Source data
----------

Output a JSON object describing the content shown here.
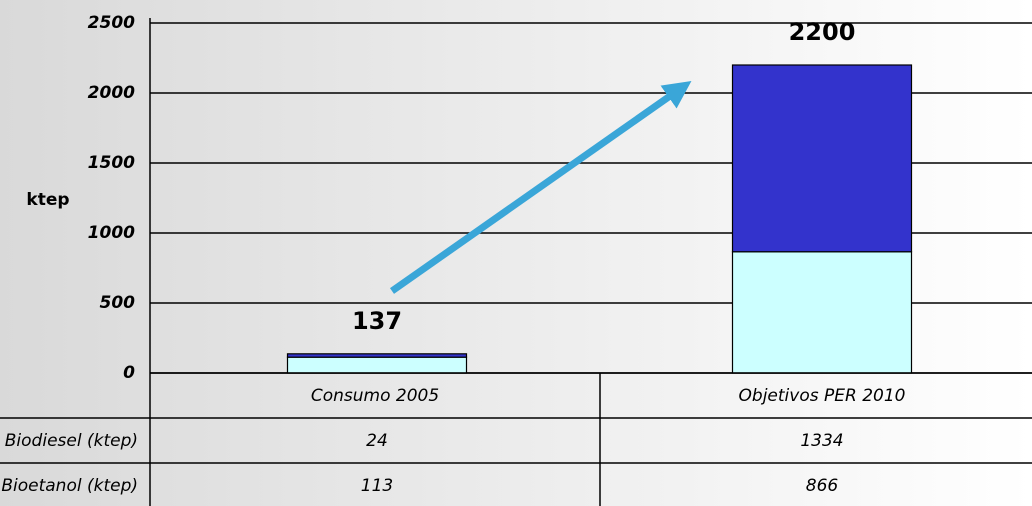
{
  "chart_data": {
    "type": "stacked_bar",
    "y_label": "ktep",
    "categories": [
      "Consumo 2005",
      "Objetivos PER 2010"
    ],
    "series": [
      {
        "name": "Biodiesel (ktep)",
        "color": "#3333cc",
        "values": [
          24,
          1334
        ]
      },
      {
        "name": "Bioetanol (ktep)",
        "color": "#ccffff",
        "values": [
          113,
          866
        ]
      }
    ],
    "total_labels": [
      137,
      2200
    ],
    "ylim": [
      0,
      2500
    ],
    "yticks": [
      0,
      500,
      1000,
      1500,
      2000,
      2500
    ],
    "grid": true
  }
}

----------

§ **TASK REQUIREMENTS**
From the data, list each line in which the string "name" appears.

§ **COMPLETE OUTPUT**
        "name": "Biodiesel (ktep)",
        "name": "Bioetanol (ktep)",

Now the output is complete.